━━━━━ Data to use

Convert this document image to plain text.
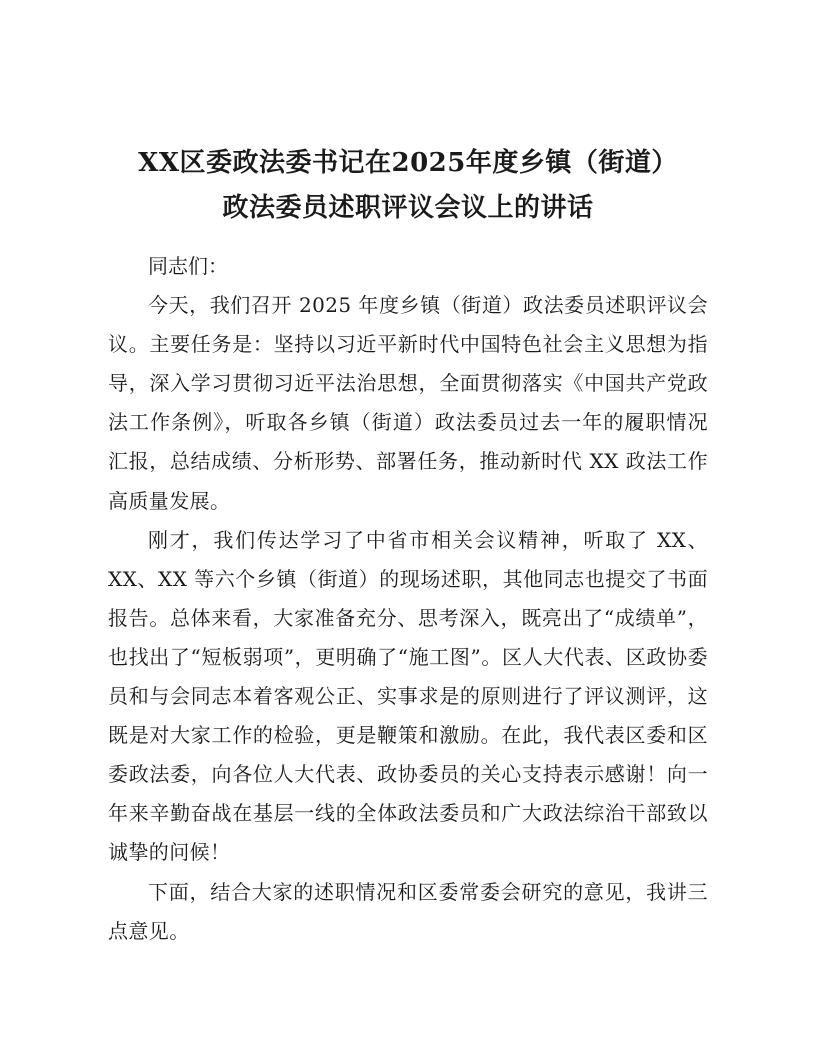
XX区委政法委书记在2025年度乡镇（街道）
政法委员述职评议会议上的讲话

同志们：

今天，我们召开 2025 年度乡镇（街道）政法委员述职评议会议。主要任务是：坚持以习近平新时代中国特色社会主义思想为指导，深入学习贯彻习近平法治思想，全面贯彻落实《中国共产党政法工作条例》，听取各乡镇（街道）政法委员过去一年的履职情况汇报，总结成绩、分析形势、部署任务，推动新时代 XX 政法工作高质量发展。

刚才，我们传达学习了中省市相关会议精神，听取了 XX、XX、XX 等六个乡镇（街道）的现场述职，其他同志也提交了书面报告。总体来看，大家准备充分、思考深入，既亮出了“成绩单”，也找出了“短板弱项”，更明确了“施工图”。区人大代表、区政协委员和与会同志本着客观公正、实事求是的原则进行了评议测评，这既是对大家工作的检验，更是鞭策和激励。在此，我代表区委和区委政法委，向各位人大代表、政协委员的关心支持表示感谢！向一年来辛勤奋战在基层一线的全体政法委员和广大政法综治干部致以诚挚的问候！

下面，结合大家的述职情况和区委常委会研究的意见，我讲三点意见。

━━━━━━━━━━
━━━━━ Data to use

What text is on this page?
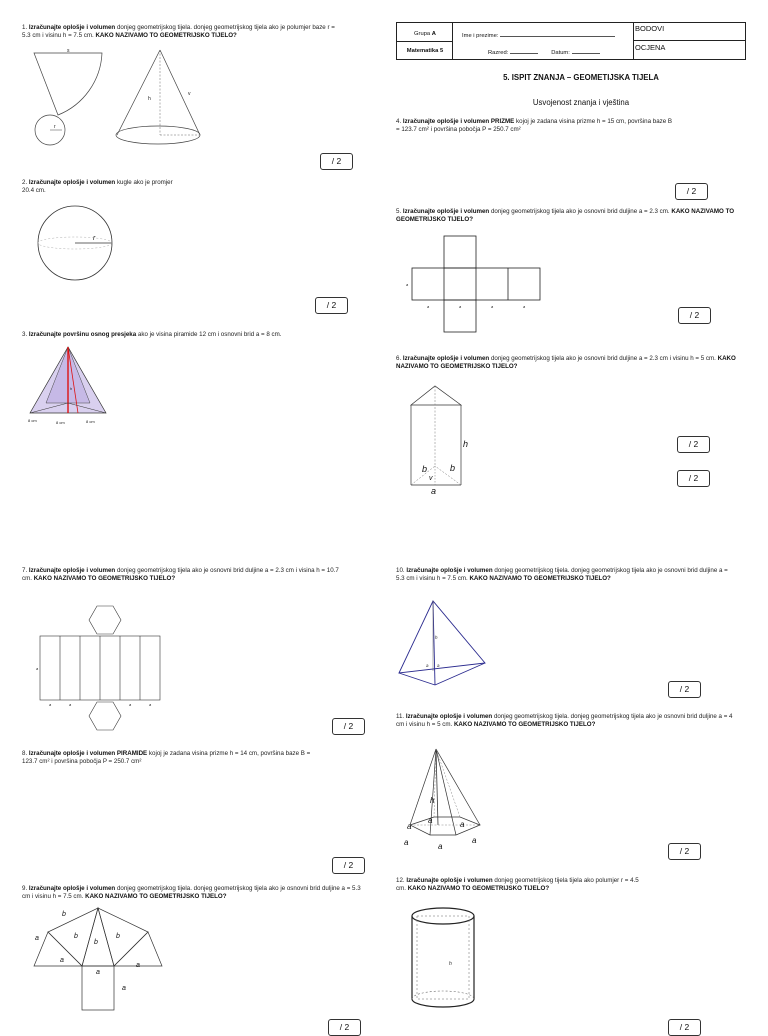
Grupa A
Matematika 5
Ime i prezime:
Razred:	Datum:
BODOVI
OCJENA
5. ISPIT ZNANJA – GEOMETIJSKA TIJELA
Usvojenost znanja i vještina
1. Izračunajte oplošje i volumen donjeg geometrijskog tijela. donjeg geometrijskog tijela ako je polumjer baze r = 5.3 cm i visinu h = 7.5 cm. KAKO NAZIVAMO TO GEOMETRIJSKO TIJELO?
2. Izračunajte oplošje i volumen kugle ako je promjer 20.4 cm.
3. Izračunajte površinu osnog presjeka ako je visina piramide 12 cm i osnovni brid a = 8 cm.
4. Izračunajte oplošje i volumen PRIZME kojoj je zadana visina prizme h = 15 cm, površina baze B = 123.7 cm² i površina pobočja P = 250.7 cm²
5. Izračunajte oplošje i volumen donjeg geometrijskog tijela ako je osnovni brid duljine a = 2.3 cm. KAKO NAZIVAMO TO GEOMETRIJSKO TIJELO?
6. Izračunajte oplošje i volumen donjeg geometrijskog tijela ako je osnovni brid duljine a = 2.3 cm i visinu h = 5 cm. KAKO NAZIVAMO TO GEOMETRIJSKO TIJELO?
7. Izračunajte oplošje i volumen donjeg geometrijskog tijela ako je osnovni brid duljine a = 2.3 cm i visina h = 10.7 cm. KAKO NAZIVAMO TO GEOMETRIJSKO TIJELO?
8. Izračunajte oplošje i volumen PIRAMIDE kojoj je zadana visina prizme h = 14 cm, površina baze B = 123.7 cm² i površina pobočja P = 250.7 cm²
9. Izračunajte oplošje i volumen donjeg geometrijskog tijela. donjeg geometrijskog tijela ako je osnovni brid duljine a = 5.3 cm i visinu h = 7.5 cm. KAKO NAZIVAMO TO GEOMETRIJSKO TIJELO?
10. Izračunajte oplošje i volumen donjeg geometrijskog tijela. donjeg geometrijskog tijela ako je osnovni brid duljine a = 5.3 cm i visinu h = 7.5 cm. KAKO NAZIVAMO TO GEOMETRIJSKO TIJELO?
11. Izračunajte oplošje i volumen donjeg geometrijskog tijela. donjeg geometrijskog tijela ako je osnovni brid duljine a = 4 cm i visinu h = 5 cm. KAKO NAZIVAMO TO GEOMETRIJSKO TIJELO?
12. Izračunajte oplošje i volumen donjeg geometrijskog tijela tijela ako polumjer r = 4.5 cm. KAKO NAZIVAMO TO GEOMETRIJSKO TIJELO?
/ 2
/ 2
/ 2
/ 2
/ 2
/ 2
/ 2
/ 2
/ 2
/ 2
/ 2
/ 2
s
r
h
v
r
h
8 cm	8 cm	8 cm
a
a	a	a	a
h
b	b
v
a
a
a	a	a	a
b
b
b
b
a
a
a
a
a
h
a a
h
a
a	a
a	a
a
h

━━━━━━━━━━

**Set exercise**
Every line containing the string "visina" must be listed.

**Result for this exercise**
3. Izračunajte površinu osnog presjeka ako je visina piramide 12 cm i osnovni brid a = 8 cm.
4. Izračunajte oplošje i volumen PRIZME kojoj je zadana visina prizme h = 15 cm, površina baze B = 123.7 cm² i površina pobočja P = 250.7 cm²
7. Izračunajte oplošje i volumen donjeg geometrijskog tijela ako je osnovni brid duljine a = 2.3 cm i visina h = 10.7 cm. KAKO NAZIVAMO TO GEOMETRIJSKO TIJELO?
8. Izračunajte oplošje i volumen PIRAMIDE kojoj je zadana visina prizme h = 14 cm, površina baze B = 123.7 cm² i površina pobočja P = 250.7 cm²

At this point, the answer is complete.